Gather all lines from the material that contain the word "группах".

> **DATA SECTION**
• • •

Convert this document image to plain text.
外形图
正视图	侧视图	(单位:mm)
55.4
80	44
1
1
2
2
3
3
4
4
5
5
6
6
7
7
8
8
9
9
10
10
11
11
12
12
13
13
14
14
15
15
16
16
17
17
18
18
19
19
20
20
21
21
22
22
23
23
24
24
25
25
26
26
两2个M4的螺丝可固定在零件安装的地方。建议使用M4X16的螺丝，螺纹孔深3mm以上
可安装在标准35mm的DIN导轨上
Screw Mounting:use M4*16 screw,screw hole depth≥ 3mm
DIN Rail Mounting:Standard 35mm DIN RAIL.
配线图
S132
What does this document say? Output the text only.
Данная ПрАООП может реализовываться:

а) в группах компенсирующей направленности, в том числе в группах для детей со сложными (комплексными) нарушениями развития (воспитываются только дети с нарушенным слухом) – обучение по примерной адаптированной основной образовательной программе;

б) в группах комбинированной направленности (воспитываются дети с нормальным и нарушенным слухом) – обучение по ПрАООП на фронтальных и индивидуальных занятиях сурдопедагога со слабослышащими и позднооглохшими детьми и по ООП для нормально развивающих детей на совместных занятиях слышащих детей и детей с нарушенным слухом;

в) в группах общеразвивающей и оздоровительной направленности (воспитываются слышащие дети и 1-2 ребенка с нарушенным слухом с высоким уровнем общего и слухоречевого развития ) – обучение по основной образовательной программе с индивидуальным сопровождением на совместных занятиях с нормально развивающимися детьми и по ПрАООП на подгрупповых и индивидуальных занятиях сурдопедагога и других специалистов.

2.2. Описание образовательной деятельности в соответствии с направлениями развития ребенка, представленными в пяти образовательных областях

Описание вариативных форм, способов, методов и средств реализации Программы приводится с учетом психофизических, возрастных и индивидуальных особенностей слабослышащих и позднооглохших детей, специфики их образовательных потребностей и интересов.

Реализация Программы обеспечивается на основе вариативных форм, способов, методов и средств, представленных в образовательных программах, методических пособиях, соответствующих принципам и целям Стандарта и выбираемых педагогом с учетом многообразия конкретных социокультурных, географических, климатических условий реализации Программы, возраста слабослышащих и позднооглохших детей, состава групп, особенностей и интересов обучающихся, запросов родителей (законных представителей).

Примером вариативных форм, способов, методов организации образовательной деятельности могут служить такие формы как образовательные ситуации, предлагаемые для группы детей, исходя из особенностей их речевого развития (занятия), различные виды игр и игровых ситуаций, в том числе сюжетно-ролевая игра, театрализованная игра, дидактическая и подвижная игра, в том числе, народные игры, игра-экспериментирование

• • •

> **OUTPUT FOR THIS TASK**
а) в группах компенсирующей направленности, в том числе в группах для детей со сложными (комплексными) нарушениями развития (воспитываются только дети с нарушенным слухом) – обучение по примерной адаптированной основной образовательной программе;
б) в группах комбинированной направленности (воспитываются дети с нормальным и нарушенным слухом) – обучение по ПрАООП на фронтальных и индивидуальных занятиях сурдопедагога со слабослышащими и позднооглохшими детьми и по ООП для нормально развивающих детей на совместных занятиях слышащих детей и детей с нарушенным слухом;
в) в группах общеразвивающей и оздоровительной направленности (воспитываются слышащие дети и 1-2 ребенка с нарушенным слухом с высоким уровнем общего и слухоречевого развития ) – обучение по основной образовательной программе с индивидуальным сопровождением на совместных занятиях с нормально развивающимися детьми и по ПрАООП на подгрупповых и индивидуальных занятиях сурдопедагога и других специалистов.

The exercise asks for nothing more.